→ **FRAGMENTO ESCOGIDO**:
※
Si el distribuidor recibe los libros del editor con entre un 50% y un 55% de descuento, el librero independiente se los queda con un 30%, o un poco más cuando puede negociar condiciones especiales. Y son esos los porcentajes sometidos a un constante tira y afloja entre libreros y distribuidores. Fernando Valverde me decía que las conversaciones entre ellos son siempre muy buenas, pero que luego es difícil llegar a acuerdos. Desde el sector librero se suelen recordar esos ocho puntos más de margen de sus colegas en otros países, aunque, me apunta Verónica García, hay que tener en cuenta que en España los costes de envío corren a cargo del distribuidor, mientras que en muchos países los sufraga el librero o, como en Francia, son compartidos.
Es evidente que el asunto de los márgenes está aún por resolver.
“¿Y cómo hacéis con una pequeña librería”, pregunto a Verónica García, “que quiere reponer un libro, por ejemplo porque se lo pide un cliente? He oído que a veces las pequeñas tienen dificultades con las reposiciones”.
※
→ **ORDEN DE TRABAJO**:
Responda estas preguntas sobre el fragmento escogido:
1. ¿Con qué descuento recibe el distribuidor los libros del editor?
2. ¿Cómo se reparten los costes de envío en Francia?
3. ¿Con qué se dice que a veces tienen dificultades las librerías pequeñas?
※
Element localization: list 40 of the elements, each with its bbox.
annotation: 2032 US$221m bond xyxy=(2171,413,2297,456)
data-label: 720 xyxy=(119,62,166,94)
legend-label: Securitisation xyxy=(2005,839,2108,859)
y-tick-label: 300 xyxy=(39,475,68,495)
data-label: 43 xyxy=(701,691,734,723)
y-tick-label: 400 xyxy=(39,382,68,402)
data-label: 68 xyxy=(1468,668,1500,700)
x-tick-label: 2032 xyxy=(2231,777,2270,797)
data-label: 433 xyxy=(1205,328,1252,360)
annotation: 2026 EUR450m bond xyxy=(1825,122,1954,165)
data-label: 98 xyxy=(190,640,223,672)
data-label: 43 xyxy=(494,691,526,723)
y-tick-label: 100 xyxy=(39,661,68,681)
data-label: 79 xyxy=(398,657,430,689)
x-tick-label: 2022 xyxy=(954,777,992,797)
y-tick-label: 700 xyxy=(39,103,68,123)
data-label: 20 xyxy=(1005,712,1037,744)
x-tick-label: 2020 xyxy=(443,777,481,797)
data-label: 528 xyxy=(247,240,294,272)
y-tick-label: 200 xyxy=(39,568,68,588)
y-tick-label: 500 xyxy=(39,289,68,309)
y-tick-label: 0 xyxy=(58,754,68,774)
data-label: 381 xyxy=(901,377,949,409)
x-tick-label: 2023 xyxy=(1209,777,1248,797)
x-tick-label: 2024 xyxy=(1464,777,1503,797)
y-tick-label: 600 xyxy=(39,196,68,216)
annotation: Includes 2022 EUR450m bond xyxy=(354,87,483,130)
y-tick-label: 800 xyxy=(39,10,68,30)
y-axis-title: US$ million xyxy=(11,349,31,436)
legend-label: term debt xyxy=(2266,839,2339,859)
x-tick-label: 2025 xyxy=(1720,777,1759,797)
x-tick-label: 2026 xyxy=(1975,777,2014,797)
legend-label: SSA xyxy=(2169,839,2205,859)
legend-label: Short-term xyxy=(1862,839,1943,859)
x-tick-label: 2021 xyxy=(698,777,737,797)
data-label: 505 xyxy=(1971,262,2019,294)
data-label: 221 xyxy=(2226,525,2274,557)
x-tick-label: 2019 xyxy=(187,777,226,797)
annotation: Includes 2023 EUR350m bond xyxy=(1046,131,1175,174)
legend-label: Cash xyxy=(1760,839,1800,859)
※
→ **RESPUESTA ESCRITA**:
1. Con entre un 50% y un 55% de descuento.
2. Son compartidos.
3. Con las reposiciones.